Given exercise: Quote the whole listing verbatim.

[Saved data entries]
-- Start --

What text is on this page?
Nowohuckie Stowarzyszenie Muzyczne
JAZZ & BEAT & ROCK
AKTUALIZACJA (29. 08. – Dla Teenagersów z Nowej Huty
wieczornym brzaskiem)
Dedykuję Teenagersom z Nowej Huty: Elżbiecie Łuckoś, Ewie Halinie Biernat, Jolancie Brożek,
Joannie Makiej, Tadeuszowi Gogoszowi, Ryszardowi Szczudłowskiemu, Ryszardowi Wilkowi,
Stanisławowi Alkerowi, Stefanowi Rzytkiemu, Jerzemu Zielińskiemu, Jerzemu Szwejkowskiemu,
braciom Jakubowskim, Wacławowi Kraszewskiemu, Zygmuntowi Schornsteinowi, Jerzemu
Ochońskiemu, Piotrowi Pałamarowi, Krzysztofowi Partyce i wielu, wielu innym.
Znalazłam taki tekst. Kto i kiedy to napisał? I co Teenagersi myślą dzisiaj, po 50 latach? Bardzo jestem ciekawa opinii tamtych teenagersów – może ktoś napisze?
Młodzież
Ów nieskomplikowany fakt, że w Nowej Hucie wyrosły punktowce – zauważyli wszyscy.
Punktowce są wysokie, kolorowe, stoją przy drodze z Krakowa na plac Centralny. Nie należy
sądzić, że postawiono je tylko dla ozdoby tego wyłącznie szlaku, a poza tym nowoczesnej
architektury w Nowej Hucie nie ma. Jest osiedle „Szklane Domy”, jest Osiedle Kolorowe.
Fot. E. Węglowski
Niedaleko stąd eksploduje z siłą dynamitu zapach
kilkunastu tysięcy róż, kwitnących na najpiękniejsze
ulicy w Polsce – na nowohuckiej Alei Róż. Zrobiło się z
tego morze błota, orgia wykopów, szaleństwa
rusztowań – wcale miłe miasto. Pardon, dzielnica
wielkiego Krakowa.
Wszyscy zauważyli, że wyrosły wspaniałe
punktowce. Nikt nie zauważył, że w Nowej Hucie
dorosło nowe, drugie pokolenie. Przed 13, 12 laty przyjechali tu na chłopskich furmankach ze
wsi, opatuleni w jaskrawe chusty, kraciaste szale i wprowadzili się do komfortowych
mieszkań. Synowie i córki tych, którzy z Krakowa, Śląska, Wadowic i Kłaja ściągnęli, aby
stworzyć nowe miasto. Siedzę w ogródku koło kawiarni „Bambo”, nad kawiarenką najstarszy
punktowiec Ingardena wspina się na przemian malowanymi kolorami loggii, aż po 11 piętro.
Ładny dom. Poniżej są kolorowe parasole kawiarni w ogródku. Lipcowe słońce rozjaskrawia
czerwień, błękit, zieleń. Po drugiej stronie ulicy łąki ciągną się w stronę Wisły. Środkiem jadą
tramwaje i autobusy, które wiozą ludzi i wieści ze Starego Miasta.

-- End --

Written answer:
What text is on this page?
Nowohuckie Stowarzyszenie Muzyczne
JAZZ & BEAT & ROCK
AKTUALIZACJA (29. 08. – Dla Teenagersów z Nowej Huty
wieczornym brzaskiem)
Dedykuję Teenagersom z Nowej Huty: Elżbiecie Łuckoś, Ewie Halinie Biernat, Jolancie Brożek,
Joannie Makiej, Tadeuszowi Gogoszowi, Ryszardowi Szczudłowskiemu, Ryszardowi Wilkowi,
Stanisławowi Alkerowi, Stefanowi Rzytkiemu, Jerzemu Zielińskiemu, Jerzemu Szwejkowskiemu,
braciom Jakubowskim, Wacławowi Kraszewskiemu, Zygmuntowi Schornsteinowi, Jerzemu
Ochońskiemu, Piotrowi Pałamarowi, Krzysztofowi Partyce i wielu, wielu innym.
Znalazłam taki tekst. Kto i kiedy to napisał? I co Teenagersi myślą dzisiaj, po 50 latach? Bardzo jestem ciekawa opinii tamtych teenagersów – może ktoś napisze?
Młodzież
Ów nieskomplikowany fakt, że w Nowej Hucie wyrosły punktowce – zauważyli wszyscy.
Punktowce są wysokie, kolorowe, stoją przy drodze z Krakowa na plac Centralny. Nie należy
sądzić, że postawiono je tylko dla ozdoby tego wyłącznie szlaku, a poza tym nowoczesnej
architektury w Nowej Hucie nie ma. Jest osiedle „Szklane Domy”, jest Osiedle Kolorowe.
Fot. E. Węglowski
Niedaleko stąd eksploduje z siłą dynamitu zapach
kilkunastu tysięcy róż, kwitnących na najpiękniejsze
ulicy w Polsce – na nowohuckiej Alei Róż. Zrobiło się z
tego morze błota, orgia wykopów, szaleństwa
rusztowań – wcale miłe miasto. Pardon, dzielnica
wielkiego Krakowa.
Wszyscy zauważyli, że wyrosły wspaniałe
punktowce. Nikt nie zauważył, że w Nowej Hucie
dorosło nowe, drugie pokolenie. Przed 13, 12 laty przyjechali tu na chłopskich furmankach ze
wsi, opatuleni w jaskrawe chusty, kraciaste szale i wprowadzili się do komfortowych
mieszkań. Synowie i córki tych, którzy z Krakowa, Śląska, Wadowic i Kłaja ściągnęli, aby
stworzyć nowe miasto. Siedzę w ogródku koło kawiarni „Bambo”, nad kawiarenką najstarszy
punktowiec Ingardena wspina się na przemian malowanymi kolorami loggii, aż po 11 piętro.
Ładny dom. Poniżej są kolorowe parasole kawiarni w ogródku. Lipcowe słońce rozjaskrawia
czerwień, błękit, zieleń. Po drugiej stronie ulicy łąki ciągną się w stronę Wisły. Środkiem jadą
tramwaje i autobusy, które wiozą ludzi i wieści ze Starego Miasta.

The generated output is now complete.